→ **What you will do**:
Print the listing as it stands, omitting all images.

(Data records)
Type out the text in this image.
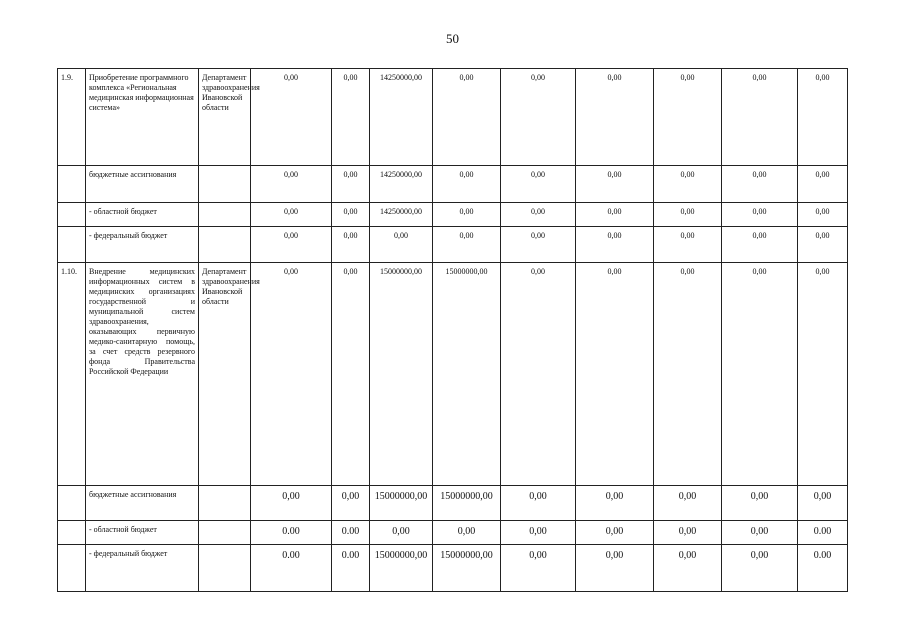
50
1.9.	Приобретение программного комплекса «Региональная медицинская информационная система»	Департамент здравоохранения Ивановской области	0,00	0,00	14250000,00	0,00	0,00	0,00	0,00	0,00	0,00
	бюджетные ассигнования		0,00	0,00	14250000,00	0,00	0,00	0,00	0,00	0,00	0,00
	- областной бюджет		0,00	0,00	14250000,00	0,00	0,00	0,00	0,00	0,00	0,00
	- федеральный бюджет		0,00	0,00	0,00	0,00	0,00	0,00	0,00	0,00	0,00
1.10.	Внедрение медицинских информационных систем в медицинских организациях государственной и муниципальной систем здравоохранения, оказывающих первичную медико-санитарную помощь, за счет средств резервного фонда Правительства Российской Федерации	Департамент здравоохранения Ивановской области	0,00	0,00	15000000,00	15000000,00	0,00	0,00	0,00	0,00	0,00
	бюджетные ассигнования		0,00	0,00	15000000,00	15000000,00	0,00	0,00	0,00	0,00	0,00
	- областной бюджет		0.00	0.00	0,00	0,00	0,00	0,00	0,00	0,00	0.00
	- федеральный бюджет		0.00	0.00	15000000,00	15000000,00	0,00	0,00	0,00	0,00	0.00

→ **Result for this task**:
Type out the text in this image.
50
1.9.	Приобретение программного комплекса «Региональная медицинская информационная система»	Департамент здравоохранения Ивановской области	0,00	0,00	14250000,00	0,00	0,00	0,00	0,00	0,00	0,00
	бюджетные ассигнования		0,00	0,00	14250000,00	0,00	0,00	0,00	0,00	0,00	0,00
	- областной бюджет		0,00	0,00	14250000,00	0,00	0,00	0,00	0,00	0,00	0,00
	- федеральный бюджет		0,00	0,00	0,00	0,00	0,00	0,00	0,00	0,00	0,00
1.10.	Внедрение медицинских информационных систем в медицинских организациях государственной и муниципальной систем здравоохранения, оказывающих первичную медико-санитарную помощь, за счет средств резервного фонда Правительства Российской Федерации	Департамент здравоохранения Ивановской области	0,00	0,00	15000000,00	15000000,00	0,00	0,00	0,00	0,00	0,00
	бюджетные ассигнования		0,00	0,00	15000000,00	15000000,00	0,00	0,00	0,00	0,00	0,00
	- областной бюджет		0.00	0.00	0,00	0,00	0,00	0,00	0,00	0,00	0.00
	- федеральный бюджет		0.00	0.00	15000000,00	15000000,00	0,00	0,00	0,00	0,00	0.00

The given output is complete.